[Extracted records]
▼

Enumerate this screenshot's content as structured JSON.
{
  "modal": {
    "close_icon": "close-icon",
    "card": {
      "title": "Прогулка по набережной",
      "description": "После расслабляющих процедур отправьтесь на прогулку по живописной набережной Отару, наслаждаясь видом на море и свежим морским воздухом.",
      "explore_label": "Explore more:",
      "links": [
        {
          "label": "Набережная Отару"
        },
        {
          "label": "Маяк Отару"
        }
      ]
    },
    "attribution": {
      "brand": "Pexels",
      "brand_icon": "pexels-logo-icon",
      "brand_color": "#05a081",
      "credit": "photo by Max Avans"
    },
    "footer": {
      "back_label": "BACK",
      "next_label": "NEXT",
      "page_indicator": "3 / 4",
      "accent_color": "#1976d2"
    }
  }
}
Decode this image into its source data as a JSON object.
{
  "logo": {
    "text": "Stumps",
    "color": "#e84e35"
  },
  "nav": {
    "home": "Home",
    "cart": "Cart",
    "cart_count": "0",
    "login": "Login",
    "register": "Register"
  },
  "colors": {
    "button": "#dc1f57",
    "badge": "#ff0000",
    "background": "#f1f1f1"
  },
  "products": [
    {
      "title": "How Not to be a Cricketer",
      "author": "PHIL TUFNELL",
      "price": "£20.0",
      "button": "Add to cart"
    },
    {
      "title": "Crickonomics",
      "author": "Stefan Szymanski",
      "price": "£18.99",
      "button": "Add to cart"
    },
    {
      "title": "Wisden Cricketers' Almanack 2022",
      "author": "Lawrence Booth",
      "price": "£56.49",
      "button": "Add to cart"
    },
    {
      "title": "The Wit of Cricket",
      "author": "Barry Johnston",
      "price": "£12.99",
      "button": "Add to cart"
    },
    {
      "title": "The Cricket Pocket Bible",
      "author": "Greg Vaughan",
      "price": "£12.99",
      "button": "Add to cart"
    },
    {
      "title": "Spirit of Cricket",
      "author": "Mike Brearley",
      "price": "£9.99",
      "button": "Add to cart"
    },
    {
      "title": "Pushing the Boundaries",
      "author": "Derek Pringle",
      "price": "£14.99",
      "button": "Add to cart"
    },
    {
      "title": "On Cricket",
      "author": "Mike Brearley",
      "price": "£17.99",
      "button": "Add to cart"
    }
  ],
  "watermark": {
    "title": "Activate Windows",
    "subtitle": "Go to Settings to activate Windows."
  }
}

▲

WHAT YOU HAVE TO DO |
All of the entries must be quoted exactly; please include each one.

TASK RESULT |
Enumerate this screenshot's content as structured JSON.
{
  "modal": {
    "close_icon": "close-icon",
    "card": {
      "title": "Прогулка по набережной",
      "description": "После расслабляющих процедур отправьтесь на прогулку по живописной набережной Отару, наслаждаясь видом на море и свежим морским воздухом.",
      "explore_label": "Explore more:",
      "links": [
        {
          "label": "Набережная Отару"
        },
        {
          "label": "Маяк Отару"
        }
      ]
    },
    "attribution": {
      "brand": "Pexels",
      "brand_icon": "pexels-logo-icon",
      "brand_color": "#05a081",
      "credit": "photo by Max Avans"
    },
    "footer": {
      "back_label": "BACK",
      "next_label": "NEXT",
      "page_indicator": "3 / 4",
      "accent_color": "#1976d2"
    }
  }
}
Decode this image into its source data as a JSON object.
{
  "logo": {
    "text": "Stumps",
    "color": "#e84e35"
  },
  "nav": {
    "home": "Home",
    "cart": "Cart",
    "cart_count": "0",
    "login": "Login",
    "register": "Register"
  },
  "colors": {
    "button": "#dc1f57",
    "badge": "#ff0000",
    "background": "#f1f1f1"
  },
  "products": [
    {
      "title": "How Not to be a Cricketer",
      "author": "PHIL TUFNELL",
      "price": "£20.0",
      "button": "Add to cart"
    },
    {
      "title": "Crickonomics",
      "author": "Stefan Szymanski",
      "price": "£18.99",
      "button": "Add to cart"
    },
    {
      "title": "Wisden Cricketers' Almanack 2022",
      "author": "Lawrence Booth",
      "price": "£56.49",
      "button": "Add to cart"
    },
    {
      "title": "The Wit of Cricket",
      "author": "Barry Johnston",
      "price": "£12.99",
      "button": "Add to cart"
    },
    {
      "title": "The Cricket Pocket Bible",
      "author": "Greg Vaughan",
      "price": "£12.99",
      "button": "Add to cart"
    },
    {
      "title": "Spirit of Cricket",
      "author": "Mike Brearley",
      "price": "£9.99",
      "button": "Add to cart"
    },
    {
      "title": "Pushing the Boundaries",
      "author": "Derek Pringle",
      "price": "£14.99",
      "button": "Add to cart"
    },
    {
      "title": "On Cricket",
      "author": "Mike Brearley",
      "price": "£17.99",
      "button": "Add to cart"
    }
  ],
  "watermark": {
    "title": "Activate Windows",
    "subtitle": "Go to Settings to activate Windows."
  }
}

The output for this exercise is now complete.